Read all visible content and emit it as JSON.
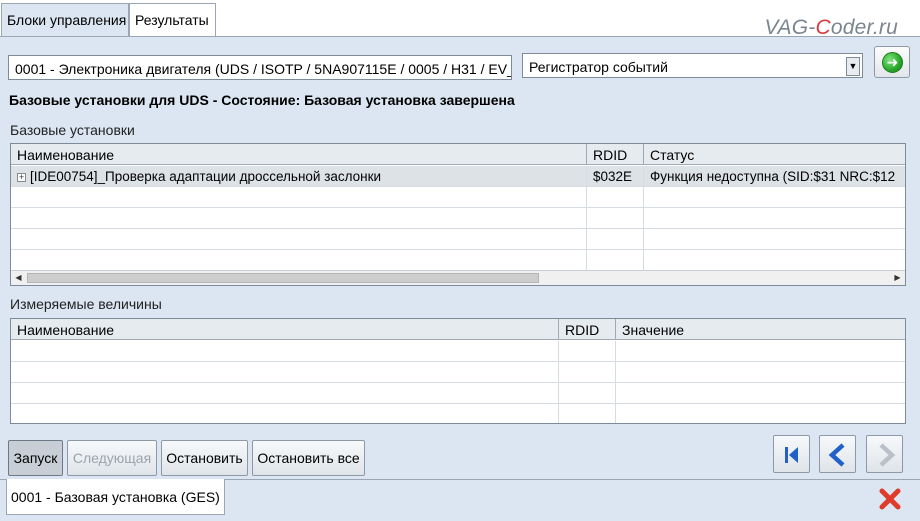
{
  "tabs": [
    {
      "label": "Блоки управления",
      "active": true
    },
    {
      "label": "Результаты",
      "active": false
    }
  ],
  "watermark": {
    "part1": "VAG-",
    "part2": "C",
    "part3": "oder.ru"
  },
  "module_combo": {
    "value": "0001 - Электроника двигателя  (UDS / ISOTP / 5NA907115E / 0005 / H31 / EV_"
  },
  "mode_combo": {
    "value": "Регистратор событий"
  },
  "heading": "Базовые установки для UDS - Состояние: Базовая установка завершена",
  "basic_settings": {
    "label": "Базовые установки",
    "columns": [
      "Наименование",
      "RDID",
      "Статус"
    ],
    "rows": [
      {
        "name": "[IDE00754]_Проверка адаптации дроссельной заслонки",
        "rdid": "$032E",
        "status": "Функция недоступна (SID:$31 NRC:$12"
      }
    ]
  },
  "measured_values": {
    "label": "Измеряемые величины",
    "columns": [
      "Наименование",
      "RDID",
      "Значение"
    ]
  },
  "buttons": {
    "start": "Запуск",
    "next": "Следующая",
    "stop": "Остановить",
    "stop_all": "Остановить все"
  },
  "bottom_tab": {
    "label": "0001 - Базовая установка (GES)"
  },
  "icons": {
    "go": "arrow-right-circle-icon",
    "first": "skip-first-icon",
    "prev": "chevron-left-icon",
    "next": "chevron-right-icon",
    "close": "close-icon"
  },
  "colors": {
    "background": "#dbe6f2",
    "accent_blue": "#2060c8",
    "close_red": "#e03a2a",
    "go_green": "#2aa82a"
  }
}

--- Problem details ---
Every line that holds the word "установка" counts once; state the total number of such lines and nothing else.

--- Response for this exercise ---
2